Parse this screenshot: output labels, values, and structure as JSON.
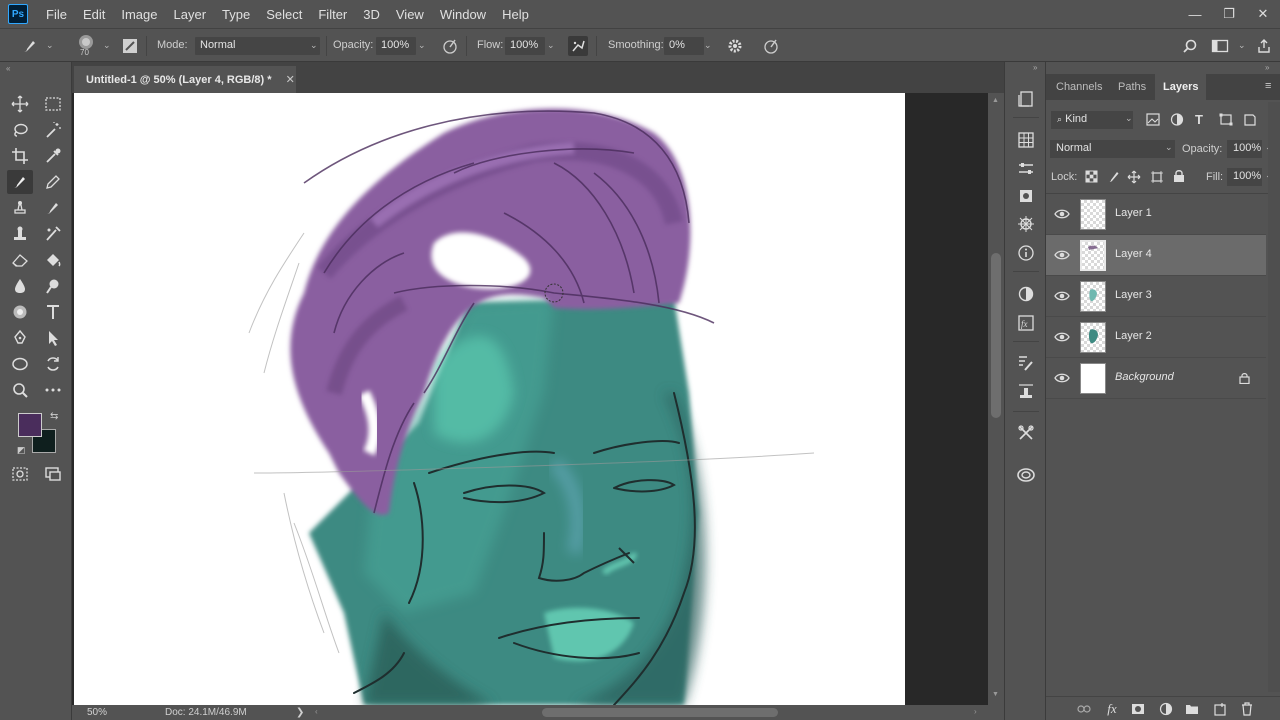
{
  "app": {
    "logo": "Ps"
  },
  "menu": [
    "File",
    "Edit",
    "Image",
    "Layer",
    "Type",
    "Select",
    "Filter",
    "3D",
    "View",
    "Window",
    "Help"
  ],
  "window_controls": {
    "minimize": "—",
    "restore": "❐",
    "close": "✕"
  },
  "options": {
    "brush_size": "70",
    "mode_label": "Mode:",
    "mode_value": "Normal",
    "opacity_label": "Opacity:",
    "opacity_value": "100%",
    "flow_label": "Flow:",
    "flow_value": "100%",
    "smoothing_label": "Smoothing:",
    "smoothing_value": "0%"
  },
  "document": {
    "tab_title": "Untitled-1 @ 50% (Layer 4, RGB/8) *",
    "tab_close": "✕"
  },
  "status": {
    "zoom": "50%",
    "doc_size": "Doc: 24.1M/46.9M",
    "arrow": "❯"
  },
  "panel": {
    "tabs": [
      "Channels",
      "Paths",
      "Layers"
    ],
    "active_tab": "Layers",
    "filter_kind": "Kind",
    "blend_mode": "Normal",
    "opacity_label": "Opacity:",
    "opacity_value": "100%",
    "lock_label": "Lock:",
    "fill_label": "Fill:",
    "fill_value": "100%",
    "layers": [
      {
        "name": "Layer 1",
        "visible": true,
        "selected": false,
        "locked": false
      },
      {
        "name": "Layer 4",
        "visible": true,
        "selected": true,
        "locked": false
      },
      {
        "name": "Layer 3",
        "visible": true,
        "selected": false,
        "locked": false
      },
      {
        "name": "Layer 2",
        "visible": true,
        "selected": false,
        "locked": false
      },
      {
        "name": "Background",
        "visible": true,
        "selected": false,
        "locked": true
      }
    ]
  },
  "colors": {
    "foreground": "#4a2d5c",
    "background": "#0f1f1e",
    "accent": "#31a8ff"
  }
}
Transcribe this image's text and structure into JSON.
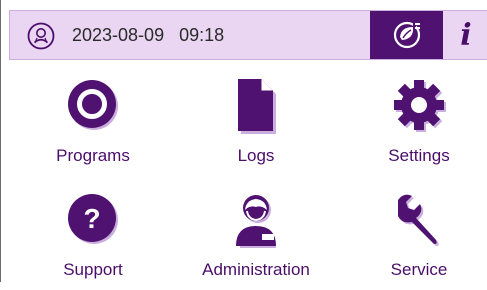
{
  "header": {
    "datetime": "2023-08-09   09:18",
    "user_icon": "user-badge-icon",
    "eco_icon": "plug-leaf-icon",
    "info_label": "i"
  },
  "menu": {
    "programs": "Programs",
    "logs": "Logs",
    "settings": "Settings",
    "support": "Support",
    "administration": "Administration",
    "service": "Service"
  },
  "colors": {
    "accent": "#4f1271",
    "topbar_bg": "#ead6f2",
    "icon_shadow": "#c9aede"
  }
}
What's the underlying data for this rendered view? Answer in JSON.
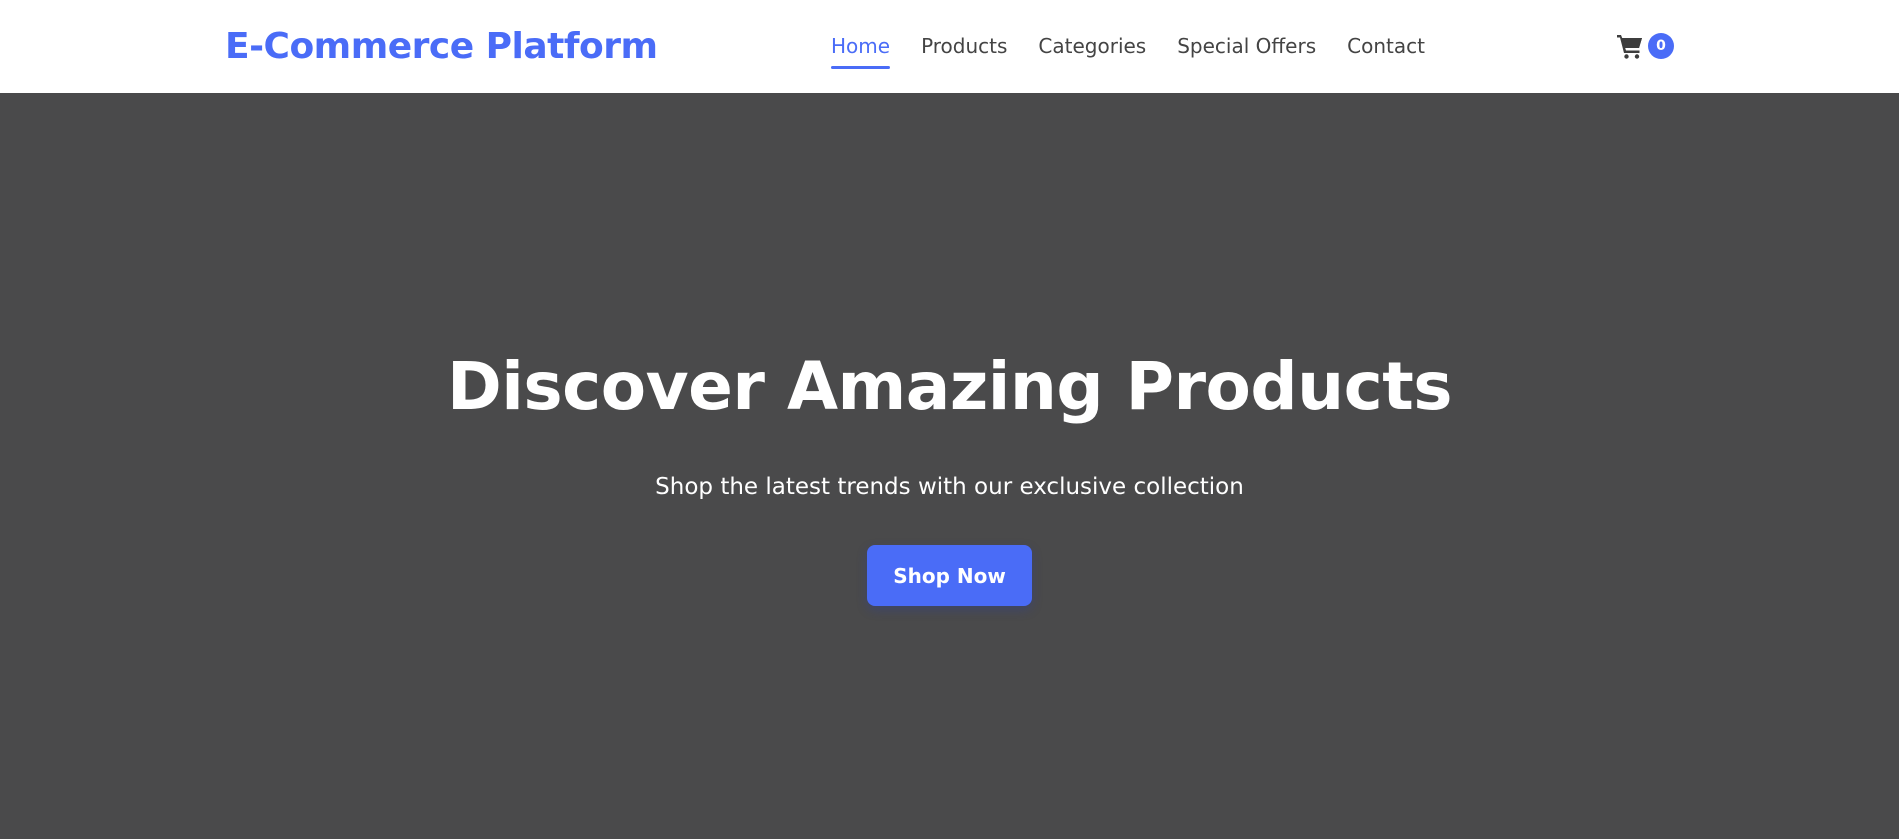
{
  "header": {
    "logo": "E-Commerce Platform",
    "nav": [
      {
        "label": "Home",
        "active": true
      },
      {
        "label": "Products"
      },
      {
        "label": "Categories"
      },
      {
        "label": "Special Offers"
      },
      {
        "label": "Contact"
      }
    ],
    "cart": {
      "icon": "shopping-cart-icon",
      "count": "0"
    }
  },
  "hero": {
    "title": "Discover Amazing Products",
    "subtitle": "Shop the latest trends with our exclusive collection",
    "cta_label": "Shop Now"
  },
  "colors": {
    "accent": "#4a6cf7",
    "hero_background": "#4a4a4b",
    "header_background": "#ffffff",
    "nav_text": "#444444"
  }
}
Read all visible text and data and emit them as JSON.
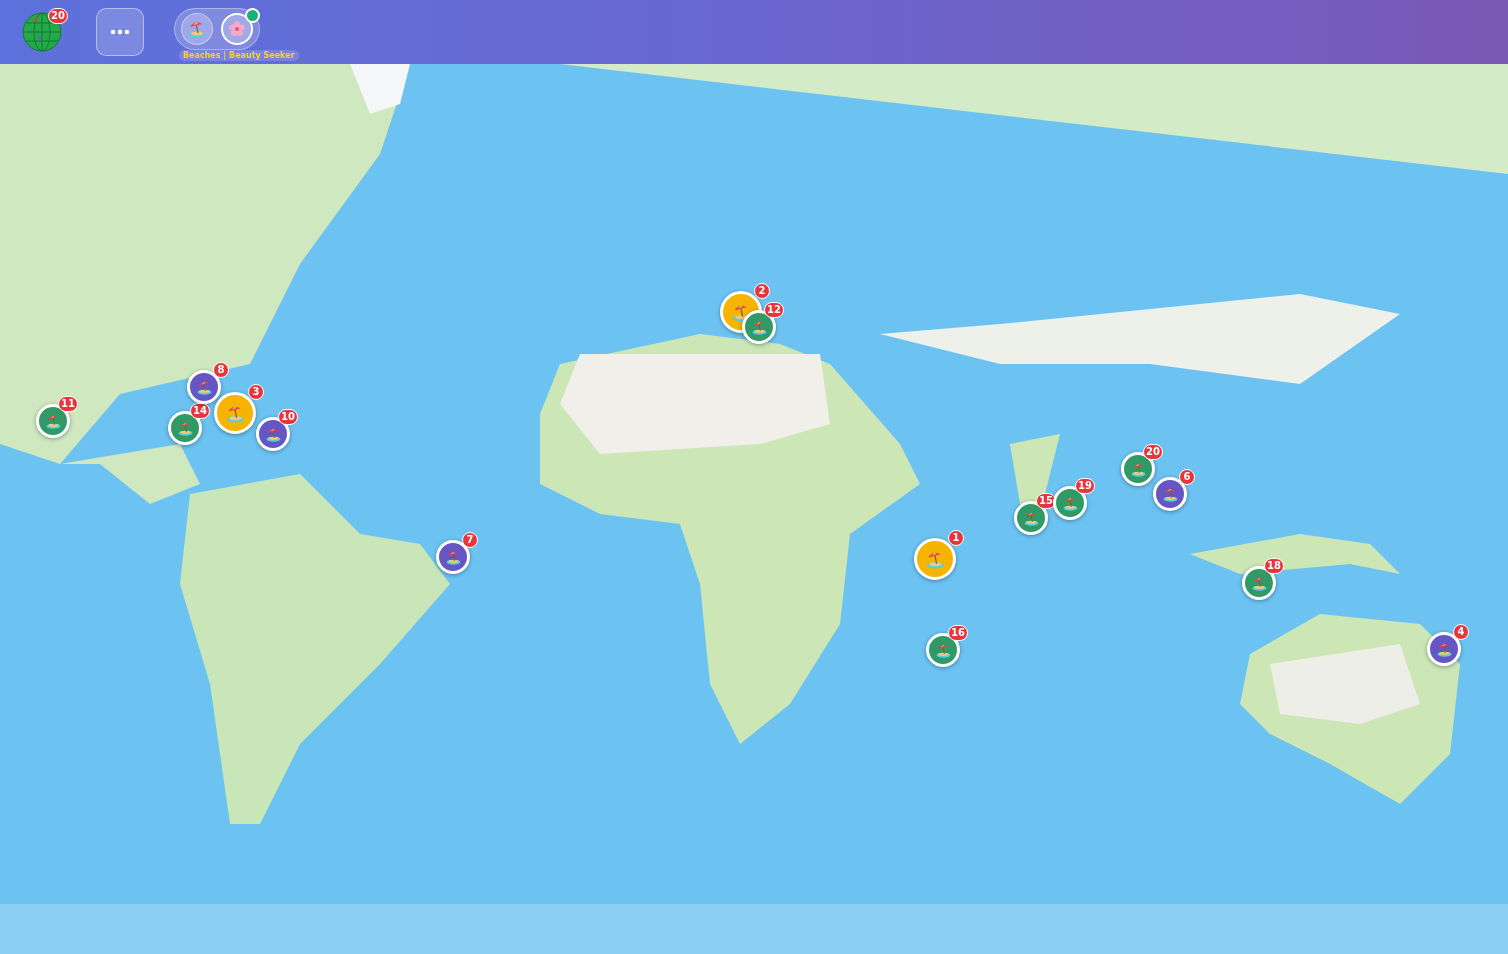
{
  "header": {
    "globe_badge": "20",
    "modes": [
      {
        "kind": "beach",
        "selected": false
      },
      {
        "kind": "flower",
        "selected": true
      }
    ],
    "mode_caption": "Beaches | Beauty Seeker"
  },
  "map": {
    "markers": [
      {
        "count": "11",
        "color": "#2f9a66",
        "kind": "small"
      },
      {
        "count": "14",
        "color": "#2f9a66",
        "kind": "small"
      },
      {
        "count": "8",
        "color": "#6656c4",
        "kind": "small"
      },
      {
        "count": "3",
        "color": "#f6b400",
        "kind": "large"
      },
      {
        "count": "10",
        "color": "#6656c4",
        "kind": "small"
      },
      {
        "count": "7",
        "color": "#6656c4",
        "kind": "small"
      },
      {
        "count": "2",
        "color": "#f6b400",
        "kind": "large"
      },
      {
        "count": "12",
        "color": "#2f9a66",
        "kind": "small"
      },
      {
        "count": "1",
        "color": "#f6b400",
        "kind": "large"
      },
      {
        "count": "16",
        "color": "#2f9a66",
        "kind": "small"
      },
      {
        "count": "15",
        "color": "#2f9a66",
        "kind": "small"
      },
      {
        "count": "19",
        "color": "#2f9a66",
        "kind": "small"
      },
      {
        "count": "20",
        "color": "#2f9a66",
        "kind": "small"
      },
      {
        "count": "6",
        "color": "#6656c4",
        "kind": "small"
      },
      {
        "count": "18",
        "color": "#2f9a66",
        "kind": "small"
      },
      {
        "count": "4",
        "color": "#6656c4",
        "kind": "small"
      }
    ]
  }
}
—————
What you need to do: Extract each line from the listing that holds the word "JSON".

Output below:
Parse this screenshot: output labels, values, and structure as JSON.
Transcribe this image's text and structure into JSON.
What's the underlying data for this rendered view? Answer in JSON.
Read all visible text and data and emit them as JSON.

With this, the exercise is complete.